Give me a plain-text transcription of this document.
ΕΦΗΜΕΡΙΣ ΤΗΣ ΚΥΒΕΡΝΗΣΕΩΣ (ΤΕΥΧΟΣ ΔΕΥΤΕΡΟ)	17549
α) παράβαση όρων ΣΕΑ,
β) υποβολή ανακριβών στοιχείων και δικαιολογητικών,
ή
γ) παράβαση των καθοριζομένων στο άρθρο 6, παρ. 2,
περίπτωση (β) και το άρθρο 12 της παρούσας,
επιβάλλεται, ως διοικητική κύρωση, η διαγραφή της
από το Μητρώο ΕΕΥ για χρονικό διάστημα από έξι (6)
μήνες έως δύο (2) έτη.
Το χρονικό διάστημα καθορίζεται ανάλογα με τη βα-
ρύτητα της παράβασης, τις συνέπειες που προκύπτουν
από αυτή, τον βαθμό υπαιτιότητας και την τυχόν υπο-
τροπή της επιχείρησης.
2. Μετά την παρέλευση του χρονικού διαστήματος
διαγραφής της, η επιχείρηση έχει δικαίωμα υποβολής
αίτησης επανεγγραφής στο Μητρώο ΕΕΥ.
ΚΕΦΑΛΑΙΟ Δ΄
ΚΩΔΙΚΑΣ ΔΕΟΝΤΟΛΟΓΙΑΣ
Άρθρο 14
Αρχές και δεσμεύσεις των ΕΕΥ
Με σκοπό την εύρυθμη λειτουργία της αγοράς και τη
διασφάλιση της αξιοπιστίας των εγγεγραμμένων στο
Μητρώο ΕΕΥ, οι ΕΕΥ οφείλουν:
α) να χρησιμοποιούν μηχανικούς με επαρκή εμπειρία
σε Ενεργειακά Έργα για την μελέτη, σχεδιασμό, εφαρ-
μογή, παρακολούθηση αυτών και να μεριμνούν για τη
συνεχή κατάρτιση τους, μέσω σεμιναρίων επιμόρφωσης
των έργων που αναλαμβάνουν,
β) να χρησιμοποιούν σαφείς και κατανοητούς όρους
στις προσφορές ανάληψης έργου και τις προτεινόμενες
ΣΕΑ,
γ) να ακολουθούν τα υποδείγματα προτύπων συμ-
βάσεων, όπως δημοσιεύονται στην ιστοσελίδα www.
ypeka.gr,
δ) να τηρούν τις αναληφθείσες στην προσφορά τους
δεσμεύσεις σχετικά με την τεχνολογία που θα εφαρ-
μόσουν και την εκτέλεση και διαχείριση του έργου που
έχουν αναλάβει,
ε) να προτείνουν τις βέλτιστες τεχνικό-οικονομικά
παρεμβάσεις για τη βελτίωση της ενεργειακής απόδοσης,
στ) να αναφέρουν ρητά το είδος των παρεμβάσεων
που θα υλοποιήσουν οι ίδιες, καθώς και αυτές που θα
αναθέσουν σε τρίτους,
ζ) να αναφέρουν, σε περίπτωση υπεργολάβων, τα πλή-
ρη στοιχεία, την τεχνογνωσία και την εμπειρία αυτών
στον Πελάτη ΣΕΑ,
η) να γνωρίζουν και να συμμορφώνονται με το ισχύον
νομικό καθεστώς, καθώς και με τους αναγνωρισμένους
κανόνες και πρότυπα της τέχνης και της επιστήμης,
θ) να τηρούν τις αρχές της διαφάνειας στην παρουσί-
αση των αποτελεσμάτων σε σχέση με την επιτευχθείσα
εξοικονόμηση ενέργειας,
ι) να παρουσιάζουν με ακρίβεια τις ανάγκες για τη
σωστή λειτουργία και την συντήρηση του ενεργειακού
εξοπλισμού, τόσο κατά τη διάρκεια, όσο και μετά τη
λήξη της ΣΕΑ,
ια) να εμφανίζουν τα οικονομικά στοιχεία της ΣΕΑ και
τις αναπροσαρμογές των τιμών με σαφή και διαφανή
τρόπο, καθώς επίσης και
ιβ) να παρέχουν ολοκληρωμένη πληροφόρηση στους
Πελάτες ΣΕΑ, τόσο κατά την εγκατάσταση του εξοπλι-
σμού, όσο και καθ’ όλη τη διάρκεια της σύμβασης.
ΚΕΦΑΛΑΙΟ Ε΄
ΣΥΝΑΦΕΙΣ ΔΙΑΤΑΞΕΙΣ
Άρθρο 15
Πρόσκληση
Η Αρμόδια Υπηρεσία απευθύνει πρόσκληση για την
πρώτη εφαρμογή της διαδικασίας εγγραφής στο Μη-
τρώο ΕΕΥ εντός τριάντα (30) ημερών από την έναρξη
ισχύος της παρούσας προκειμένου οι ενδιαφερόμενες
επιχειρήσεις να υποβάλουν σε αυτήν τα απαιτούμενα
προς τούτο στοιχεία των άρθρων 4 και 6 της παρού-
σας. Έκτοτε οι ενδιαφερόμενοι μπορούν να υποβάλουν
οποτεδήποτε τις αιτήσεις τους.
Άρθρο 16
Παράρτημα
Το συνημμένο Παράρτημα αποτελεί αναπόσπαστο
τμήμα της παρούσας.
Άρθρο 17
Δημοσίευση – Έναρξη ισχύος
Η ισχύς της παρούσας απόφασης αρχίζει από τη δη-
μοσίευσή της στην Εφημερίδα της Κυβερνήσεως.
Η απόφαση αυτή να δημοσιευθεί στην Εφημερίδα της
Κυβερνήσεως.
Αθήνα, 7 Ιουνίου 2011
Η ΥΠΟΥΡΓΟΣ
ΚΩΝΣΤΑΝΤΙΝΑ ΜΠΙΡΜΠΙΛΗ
:::::
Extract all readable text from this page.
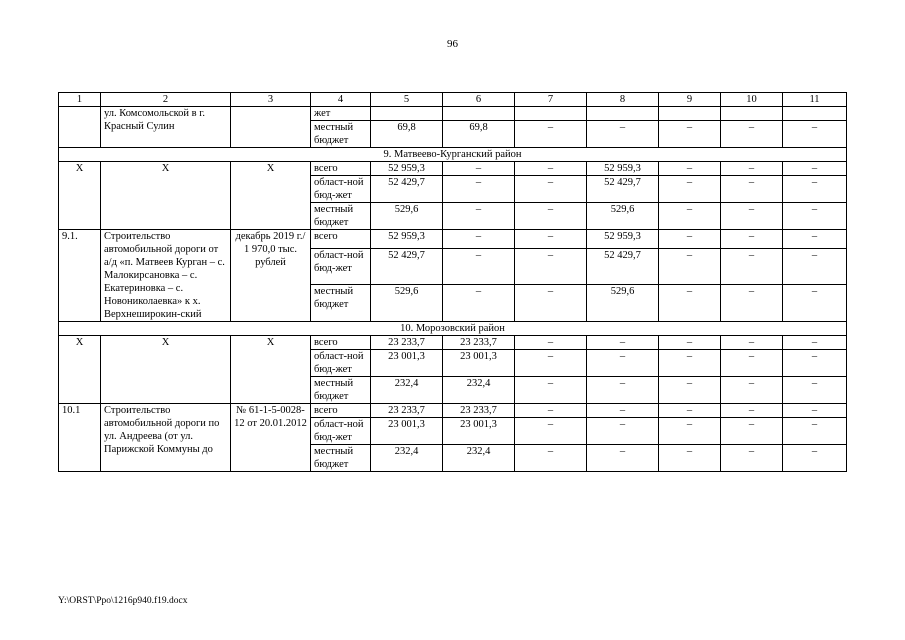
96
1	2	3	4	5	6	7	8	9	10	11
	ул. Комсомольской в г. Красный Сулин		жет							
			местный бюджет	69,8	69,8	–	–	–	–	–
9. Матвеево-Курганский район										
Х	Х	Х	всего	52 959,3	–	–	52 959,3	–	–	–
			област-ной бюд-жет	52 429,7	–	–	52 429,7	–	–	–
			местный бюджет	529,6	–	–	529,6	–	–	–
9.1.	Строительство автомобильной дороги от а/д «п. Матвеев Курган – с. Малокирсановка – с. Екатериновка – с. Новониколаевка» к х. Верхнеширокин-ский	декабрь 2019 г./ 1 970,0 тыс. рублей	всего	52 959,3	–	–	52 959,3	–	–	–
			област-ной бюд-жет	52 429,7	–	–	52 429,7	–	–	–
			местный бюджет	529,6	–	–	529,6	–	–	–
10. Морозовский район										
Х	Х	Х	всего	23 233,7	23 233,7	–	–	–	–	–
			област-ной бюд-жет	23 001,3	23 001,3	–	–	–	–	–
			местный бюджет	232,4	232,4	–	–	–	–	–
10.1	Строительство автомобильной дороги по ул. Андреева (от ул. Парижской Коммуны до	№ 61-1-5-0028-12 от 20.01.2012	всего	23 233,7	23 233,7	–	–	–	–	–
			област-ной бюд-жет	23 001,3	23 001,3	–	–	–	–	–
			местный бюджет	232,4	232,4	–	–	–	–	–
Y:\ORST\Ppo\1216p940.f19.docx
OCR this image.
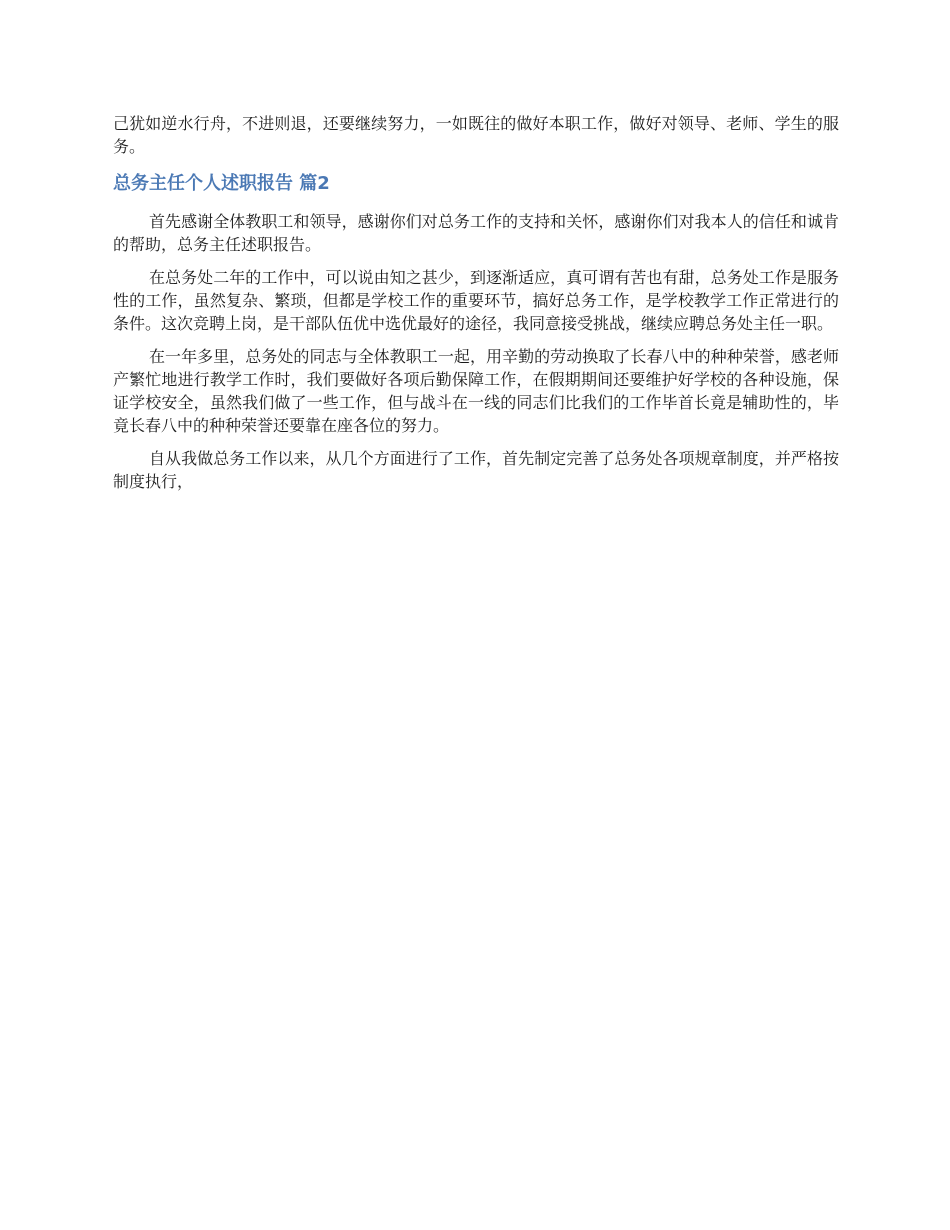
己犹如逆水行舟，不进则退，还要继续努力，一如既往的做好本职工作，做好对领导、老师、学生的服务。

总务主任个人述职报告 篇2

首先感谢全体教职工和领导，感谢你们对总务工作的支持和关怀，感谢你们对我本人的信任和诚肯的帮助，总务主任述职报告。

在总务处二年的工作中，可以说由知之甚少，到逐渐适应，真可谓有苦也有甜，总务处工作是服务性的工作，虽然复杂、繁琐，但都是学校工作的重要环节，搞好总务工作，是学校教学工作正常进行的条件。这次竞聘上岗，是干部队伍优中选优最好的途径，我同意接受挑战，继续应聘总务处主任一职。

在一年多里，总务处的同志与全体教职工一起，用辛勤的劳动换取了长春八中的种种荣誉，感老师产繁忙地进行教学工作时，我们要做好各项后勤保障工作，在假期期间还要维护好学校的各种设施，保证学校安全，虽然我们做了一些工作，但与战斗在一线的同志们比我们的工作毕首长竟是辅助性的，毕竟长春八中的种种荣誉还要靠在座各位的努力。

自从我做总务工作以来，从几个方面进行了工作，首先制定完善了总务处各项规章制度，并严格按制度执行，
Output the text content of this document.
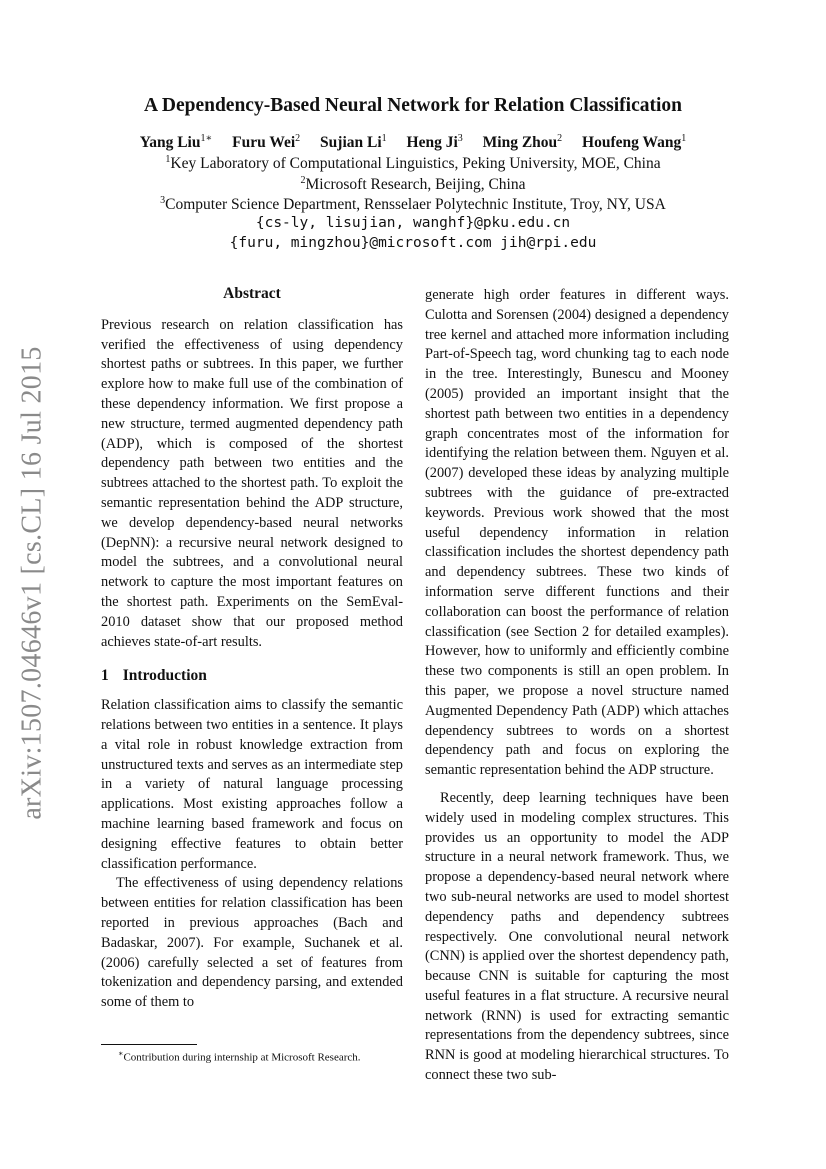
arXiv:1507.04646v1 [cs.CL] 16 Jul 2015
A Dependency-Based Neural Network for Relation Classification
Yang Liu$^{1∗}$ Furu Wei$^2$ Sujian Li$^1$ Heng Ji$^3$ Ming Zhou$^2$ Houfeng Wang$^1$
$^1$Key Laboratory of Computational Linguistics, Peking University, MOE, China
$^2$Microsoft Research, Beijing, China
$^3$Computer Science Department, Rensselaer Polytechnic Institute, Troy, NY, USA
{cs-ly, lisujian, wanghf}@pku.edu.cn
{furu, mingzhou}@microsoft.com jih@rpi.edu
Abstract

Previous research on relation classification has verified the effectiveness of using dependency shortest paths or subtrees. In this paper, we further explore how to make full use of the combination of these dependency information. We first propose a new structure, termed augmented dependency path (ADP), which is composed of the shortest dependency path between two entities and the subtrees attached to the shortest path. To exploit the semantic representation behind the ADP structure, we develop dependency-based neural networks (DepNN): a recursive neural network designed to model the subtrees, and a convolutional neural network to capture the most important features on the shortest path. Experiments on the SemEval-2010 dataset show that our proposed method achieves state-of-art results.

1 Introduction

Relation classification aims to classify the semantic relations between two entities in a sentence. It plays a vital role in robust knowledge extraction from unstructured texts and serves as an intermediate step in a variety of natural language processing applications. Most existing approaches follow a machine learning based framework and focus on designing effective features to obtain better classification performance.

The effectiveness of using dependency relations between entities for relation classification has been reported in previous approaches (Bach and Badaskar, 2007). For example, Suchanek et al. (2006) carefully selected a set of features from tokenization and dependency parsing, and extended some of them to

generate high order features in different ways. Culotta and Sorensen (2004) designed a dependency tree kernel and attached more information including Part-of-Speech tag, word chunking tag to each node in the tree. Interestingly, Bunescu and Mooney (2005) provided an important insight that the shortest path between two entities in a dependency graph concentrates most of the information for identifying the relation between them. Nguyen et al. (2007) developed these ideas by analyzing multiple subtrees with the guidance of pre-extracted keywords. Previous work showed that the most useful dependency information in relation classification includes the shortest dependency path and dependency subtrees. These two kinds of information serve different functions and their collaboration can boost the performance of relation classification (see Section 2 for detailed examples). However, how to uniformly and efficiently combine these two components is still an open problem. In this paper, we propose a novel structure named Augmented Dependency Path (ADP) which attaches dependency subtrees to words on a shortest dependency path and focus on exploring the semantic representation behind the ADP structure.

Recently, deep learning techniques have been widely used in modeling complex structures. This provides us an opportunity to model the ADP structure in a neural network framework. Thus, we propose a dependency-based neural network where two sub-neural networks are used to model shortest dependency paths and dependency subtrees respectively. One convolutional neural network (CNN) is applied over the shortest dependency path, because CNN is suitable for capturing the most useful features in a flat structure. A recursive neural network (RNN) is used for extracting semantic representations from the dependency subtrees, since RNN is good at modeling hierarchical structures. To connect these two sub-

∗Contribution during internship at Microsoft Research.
:::::
● **Instructions for the task**
Give every line of the material that includes the string "дороги".

● **The completed task**
9.1.	Строительство автомобильной дороги от а/д «п. Матвеев Курган – с. Малокирсановка – с. Екатериновка – с. Новониколаевка» к х. Верхнеширокин-ский	декабрь 2019 г./ 1 970,0 тыс. рублей	всего	52 959,3	–	–	52 959,3	–	–	–
10.1	Строительство автомобильной дороги по ул. Андреева (от ул. Парижской Коммуны до	№ 61-1-5-0028-12 от 20.01.2012	всего	23 233,7	23 233,7	–	–	–	–	–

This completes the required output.